• Goal: Copy out every one of the following items line by line, changing nothing in them.

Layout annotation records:
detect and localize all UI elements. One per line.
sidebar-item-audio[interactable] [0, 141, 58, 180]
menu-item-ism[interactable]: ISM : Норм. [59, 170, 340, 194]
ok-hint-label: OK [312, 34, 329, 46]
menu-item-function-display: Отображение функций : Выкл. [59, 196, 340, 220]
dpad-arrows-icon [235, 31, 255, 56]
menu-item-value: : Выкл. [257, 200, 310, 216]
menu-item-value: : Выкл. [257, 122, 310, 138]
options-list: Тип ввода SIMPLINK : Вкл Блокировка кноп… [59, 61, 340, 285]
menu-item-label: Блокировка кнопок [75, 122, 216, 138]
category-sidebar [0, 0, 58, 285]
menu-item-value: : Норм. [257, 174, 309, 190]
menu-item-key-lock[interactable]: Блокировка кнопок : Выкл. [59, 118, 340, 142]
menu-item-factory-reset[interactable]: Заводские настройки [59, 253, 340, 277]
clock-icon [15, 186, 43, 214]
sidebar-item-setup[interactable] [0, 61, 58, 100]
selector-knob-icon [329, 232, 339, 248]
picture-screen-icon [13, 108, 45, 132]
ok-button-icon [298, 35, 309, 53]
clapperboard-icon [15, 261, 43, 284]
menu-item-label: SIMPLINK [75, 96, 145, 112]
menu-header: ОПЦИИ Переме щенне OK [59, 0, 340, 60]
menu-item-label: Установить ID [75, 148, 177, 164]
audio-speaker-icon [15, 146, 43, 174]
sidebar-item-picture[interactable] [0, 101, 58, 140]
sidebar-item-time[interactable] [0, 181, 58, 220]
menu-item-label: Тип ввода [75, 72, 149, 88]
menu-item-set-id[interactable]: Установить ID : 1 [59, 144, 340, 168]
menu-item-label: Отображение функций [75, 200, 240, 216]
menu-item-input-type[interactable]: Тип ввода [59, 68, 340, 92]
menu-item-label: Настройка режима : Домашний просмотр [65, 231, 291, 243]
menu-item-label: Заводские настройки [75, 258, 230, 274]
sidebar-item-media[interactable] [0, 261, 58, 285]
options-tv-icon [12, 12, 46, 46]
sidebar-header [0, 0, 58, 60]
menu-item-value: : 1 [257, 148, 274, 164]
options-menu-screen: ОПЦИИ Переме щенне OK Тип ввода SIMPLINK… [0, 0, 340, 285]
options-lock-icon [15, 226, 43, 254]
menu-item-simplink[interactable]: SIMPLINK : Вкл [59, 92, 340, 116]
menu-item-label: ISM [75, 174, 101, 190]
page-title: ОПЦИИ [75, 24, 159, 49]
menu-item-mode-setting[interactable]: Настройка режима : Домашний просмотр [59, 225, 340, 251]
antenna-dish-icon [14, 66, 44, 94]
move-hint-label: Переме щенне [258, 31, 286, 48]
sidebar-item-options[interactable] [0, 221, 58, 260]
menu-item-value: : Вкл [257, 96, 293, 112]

• Reply to the task:
detect and localize all UI elements. One per line.
sidebar-item-audio[interactable] [0, 141, 58, 180]
menu-item-ism[interactable]: ISM : Норм. [59, 170, 340, 194]
ok-hint-label: OK [312, 34, 329, 46]
menu-item-function-display: Отображение функций : Выкл. [59, 196, 340, 220]
dpad-arrows-icon [235, 31, 255, 56]
menu-item-value: : Выкл. [257, 200, 310, 216]
menu-item-value: : Выкл. [257, 122, 310, 138]
options-list: Тип ввода SIMPLINK : Вкл Блокировка кноп… [59, 61, 340, 285]
menu-item-label: Блокировка кнопок [75, 122, 216, 138]
category-sidebar [0, 0, 58, 285]
menu-item-value: : Норм. [257, 174, 309, 190]
menu-item-key-lock[interactable]: Блокировка кнопок : Выкл. [59, 118, 340, 142]
menu-item-factory-reset[interactable]: Заводские настройки [59, 253, 340, 277]
clock-icon [15, 186, 43, 214]
sidebar-item-setup[interactable] [0, 61, 58, 100]
selector-knob-icon [329, 232, 339, 248]
picture-screen-icon [13, 108, 45, 132]
ok-button-icon [298, 35, 309, 53]
clapperboard-icon [15, 261, 43, 284]
menu-item-label: SIMPLINK [75, 96, 145, 112]
menu-header: ОПЦИИ Переме щенне OK [59, 0, 340, 60]
menu-item-label: Установить ID [75, 148, 177, 164]
audio-speaker-icon [15, 146, 43, 174]
sidebar-item-picture[interactable] [0, 101, 58, 140]
sidebar-item-time[interactable] [0, 181, 58, 220]
menu-item-label: Тип ввода [75, 72, 149, 88]
menu-item-set-id[interactable]: Установить ID : 1 [59, 144, 340, 168]
menu-item-label: Отображение функций [75, 200, 240, 216]
menu-item-input-type[interactable]: Тип ввода [59, 68, 340, 92]
menu-item-label: Настройка режима : Домашний просмотр [65, 231, 291, 243]
menu-item-label: Заводские настройки [75, 258, 230, 274]
sidebar-item-media[interactable] [0, 261, 58, 285]
options-tv-icon [12, 12, 46, 46]
sidebar-header [0, 0, 58, 60]
menu-item-value: : 1 [257, 148, 274, 164]
options-menu-screen: ОПЦИИ Переме щенне OK Тип ввода SIMPLINK… [0, 0, 340, 285]
options-lock-icon [15, 226, 43, 254]
menu-item-simplink[interactable]: SIMPLINK : Вкл [59, 92, 340, 116]
menu-item-label: ISM [75, 174, 101, 190]
page-title: ОПЦИИ [75, 24, 159, 49]
menu-item-mode-setting[interactable]: Настройка режима : Домашний просмотр [59, 225, 340, 251]
antenna-dish-icon [14, 66, 44, 94]
move-hint-label: Переме щенне [258, 31, 286, 48]
sidebar-item-options[interactable] [0, 221, 58, 260]
menu-item-value: : Вкл [257, 96, 293, 112]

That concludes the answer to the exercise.